- _Records provided_:

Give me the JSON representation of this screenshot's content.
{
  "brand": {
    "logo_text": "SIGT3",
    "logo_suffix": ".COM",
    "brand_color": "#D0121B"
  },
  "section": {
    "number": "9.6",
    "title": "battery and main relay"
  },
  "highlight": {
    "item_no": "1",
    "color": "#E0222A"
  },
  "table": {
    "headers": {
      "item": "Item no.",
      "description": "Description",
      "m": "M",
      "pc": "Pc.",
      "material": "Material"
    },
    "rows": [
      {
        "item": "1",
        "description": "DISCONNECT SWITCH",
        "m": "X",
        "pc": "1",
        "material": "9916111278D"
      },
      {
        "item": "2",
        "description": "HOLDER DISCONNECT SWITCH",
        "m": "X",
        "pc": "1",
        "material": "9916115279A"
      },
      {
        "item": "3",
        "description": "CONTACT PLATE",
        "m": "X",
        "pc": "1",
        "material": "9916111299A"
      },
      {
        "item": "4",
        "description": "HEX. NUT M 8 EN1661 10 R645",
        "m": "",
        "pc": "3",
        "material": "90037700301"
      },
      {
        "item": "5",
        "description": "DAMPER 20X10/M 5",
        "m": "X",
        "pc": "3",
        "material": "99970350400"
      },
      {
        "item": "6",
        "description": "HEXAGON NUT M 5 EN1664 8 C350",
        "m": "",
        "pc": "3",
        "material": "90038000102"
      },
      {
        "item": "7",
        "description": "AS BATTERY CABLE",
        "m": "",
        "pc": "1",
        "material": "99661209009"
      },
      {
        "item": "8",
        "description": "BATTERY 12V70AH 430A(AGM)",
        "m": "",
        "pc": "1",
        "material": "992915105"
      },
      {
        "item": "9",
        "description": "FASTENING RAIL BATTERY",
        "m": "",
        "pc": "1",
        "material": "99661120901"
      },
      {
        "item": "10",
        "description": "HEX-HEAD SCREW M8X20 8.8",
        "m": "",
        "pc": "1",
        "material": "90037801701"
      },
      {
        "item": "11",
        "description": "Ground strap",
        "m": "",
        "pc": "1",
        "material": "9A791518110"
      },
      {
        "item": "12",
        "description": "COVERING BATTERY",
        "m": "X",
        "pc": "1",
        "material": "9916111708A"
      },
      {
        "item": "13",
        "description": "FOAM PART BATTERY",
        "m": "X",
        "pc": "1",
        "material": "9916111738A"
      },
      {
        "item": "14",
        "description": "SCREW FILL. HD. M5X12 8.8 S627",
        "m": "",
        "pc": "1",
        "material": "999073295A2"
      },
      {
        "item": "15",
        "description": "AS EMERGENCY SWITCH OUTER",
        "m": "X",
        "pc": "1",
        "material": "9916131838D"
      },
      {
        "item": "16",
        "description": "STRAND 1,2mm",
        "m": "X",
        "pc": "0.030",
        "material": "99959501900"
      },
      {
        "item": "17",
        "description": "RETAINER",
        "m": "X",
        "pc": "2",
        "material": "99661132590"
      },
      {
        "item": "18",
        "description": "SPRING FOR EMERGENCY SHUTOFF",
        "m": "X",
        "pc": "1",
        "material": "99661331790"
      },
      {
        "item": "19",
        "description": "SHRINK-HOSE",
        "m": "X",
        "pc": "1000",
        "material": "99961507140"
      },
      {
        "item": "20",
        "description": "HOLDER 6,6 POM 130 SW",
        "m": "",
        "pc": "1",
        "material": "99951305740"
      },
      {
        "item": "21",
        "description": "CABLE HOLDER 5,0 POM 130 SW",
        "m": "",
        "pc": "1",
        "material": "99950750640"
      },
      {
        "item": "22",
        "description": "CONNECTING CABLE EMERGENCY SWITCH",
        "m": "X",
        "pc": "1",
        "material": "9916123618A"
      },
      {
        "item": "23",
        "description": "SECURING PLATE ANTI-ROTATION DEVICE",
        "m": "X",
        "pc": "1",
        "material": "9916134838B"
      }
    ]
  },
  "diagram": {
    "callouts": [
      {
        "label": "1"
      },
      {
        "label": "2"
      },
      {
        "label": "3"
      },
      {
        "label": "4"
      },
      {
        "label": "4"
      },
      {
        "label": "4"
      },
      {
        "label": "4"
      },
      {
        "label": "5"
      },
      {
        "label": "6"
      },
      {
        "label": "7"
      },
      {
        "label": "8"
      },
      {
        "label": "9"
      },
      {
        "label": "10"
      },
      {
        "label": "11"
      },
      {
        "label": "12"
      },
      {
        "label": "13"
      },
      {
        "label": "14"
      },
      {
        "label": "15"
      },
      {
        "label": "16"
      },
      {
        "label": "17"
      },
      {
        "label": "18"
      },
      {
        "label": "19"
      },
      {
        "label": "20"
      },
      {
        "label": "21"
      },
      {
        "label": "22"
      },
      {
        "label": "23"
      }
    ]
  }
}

* * *

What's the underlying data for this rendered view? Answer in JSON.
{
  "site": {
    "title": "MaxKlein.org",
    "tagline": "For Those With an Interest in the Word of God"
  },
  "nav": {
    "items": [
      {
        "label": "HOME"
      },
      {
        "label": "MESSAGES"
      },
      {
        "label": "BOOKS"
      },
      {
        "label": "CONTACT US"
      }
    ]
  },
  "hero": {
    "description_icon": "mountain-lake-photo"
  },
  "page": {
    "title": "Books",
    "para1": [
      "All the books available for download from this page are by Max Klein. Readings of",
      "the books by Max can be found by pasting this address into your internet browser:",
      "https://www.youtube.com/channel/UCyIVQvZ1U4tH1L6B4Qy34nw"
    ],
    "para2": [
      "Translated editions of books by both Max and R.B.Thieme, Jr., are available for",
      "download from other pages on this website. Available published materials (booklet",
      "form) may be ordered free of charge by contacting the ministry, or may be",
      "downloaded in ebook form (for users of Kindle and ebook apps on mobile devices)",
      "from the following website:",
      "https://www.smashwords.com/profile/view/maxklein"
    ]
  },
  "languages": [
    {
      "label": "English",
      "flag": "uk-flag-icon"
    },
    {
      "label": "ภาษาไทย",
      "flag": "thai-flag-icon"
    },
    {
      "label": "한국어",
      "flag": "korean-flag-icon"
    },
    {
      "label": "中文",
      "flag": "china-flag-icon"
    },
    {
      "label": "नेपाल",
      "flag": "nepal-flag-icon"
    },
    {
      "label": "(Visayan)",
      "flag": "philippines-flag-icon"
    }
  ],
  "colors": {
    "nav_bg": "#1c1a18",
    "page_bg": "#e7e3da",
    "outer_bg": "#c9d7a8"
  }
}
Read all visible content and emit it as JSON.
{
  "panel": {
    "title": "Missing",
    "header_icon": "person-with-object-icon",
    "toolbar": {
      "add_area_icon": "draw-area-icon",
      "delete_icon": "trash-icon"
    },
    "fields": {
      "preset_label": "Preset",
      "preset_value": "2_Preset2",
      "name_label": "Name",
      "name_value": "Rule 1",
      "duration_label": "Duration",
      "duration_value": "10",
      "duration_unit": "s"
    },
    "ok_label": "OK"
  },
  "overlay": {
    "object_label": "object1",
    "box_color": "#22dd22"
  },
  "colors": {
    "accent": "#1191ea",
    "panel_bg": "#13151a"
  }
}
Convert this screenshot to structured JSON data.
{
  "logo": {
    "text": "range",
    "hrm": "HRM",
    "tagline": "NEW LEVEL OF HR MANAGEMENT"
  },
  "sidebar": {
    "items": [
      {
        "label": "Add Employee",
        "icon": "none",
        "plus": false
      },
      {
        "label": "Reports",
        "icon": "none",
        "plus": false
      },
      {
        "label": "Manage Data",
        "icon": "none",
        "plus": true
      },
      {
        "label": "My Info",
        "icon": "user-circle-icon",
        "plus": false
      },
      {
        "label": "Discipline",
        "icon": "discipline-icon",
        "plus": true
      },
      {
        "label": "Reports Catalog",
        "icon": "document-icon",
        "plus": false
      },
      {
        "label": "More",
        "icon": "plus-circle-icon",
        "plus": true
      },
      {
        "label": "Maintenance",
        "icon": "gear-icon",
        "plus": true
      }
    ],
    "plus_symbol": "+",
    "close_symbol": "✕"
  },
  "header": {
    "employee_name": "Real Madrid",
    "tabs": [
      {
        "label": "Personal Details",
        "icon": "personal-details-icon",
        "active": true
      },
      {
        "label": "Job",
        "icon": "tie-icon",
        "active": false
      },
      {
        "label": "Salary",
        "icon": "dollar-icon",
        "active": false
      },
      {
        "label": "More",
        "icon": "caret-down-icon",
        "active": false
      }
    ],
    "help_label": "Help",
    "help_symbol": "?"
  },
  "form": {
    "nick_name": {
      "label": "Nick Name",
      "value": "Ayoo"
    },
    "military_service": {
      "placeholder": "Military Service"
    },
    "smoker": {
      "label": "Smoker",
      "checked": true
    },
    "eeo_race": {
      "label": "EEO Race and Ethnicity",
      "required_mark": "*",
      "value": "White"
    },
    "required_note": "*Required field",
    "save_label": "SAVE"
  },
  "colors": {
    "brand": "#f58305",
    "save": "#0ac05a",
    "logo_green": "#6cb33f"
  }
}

- _To do_:
Examine the listing and say how many of its lines contain the string "tagline". Give the number alone.

- _Response below_:
2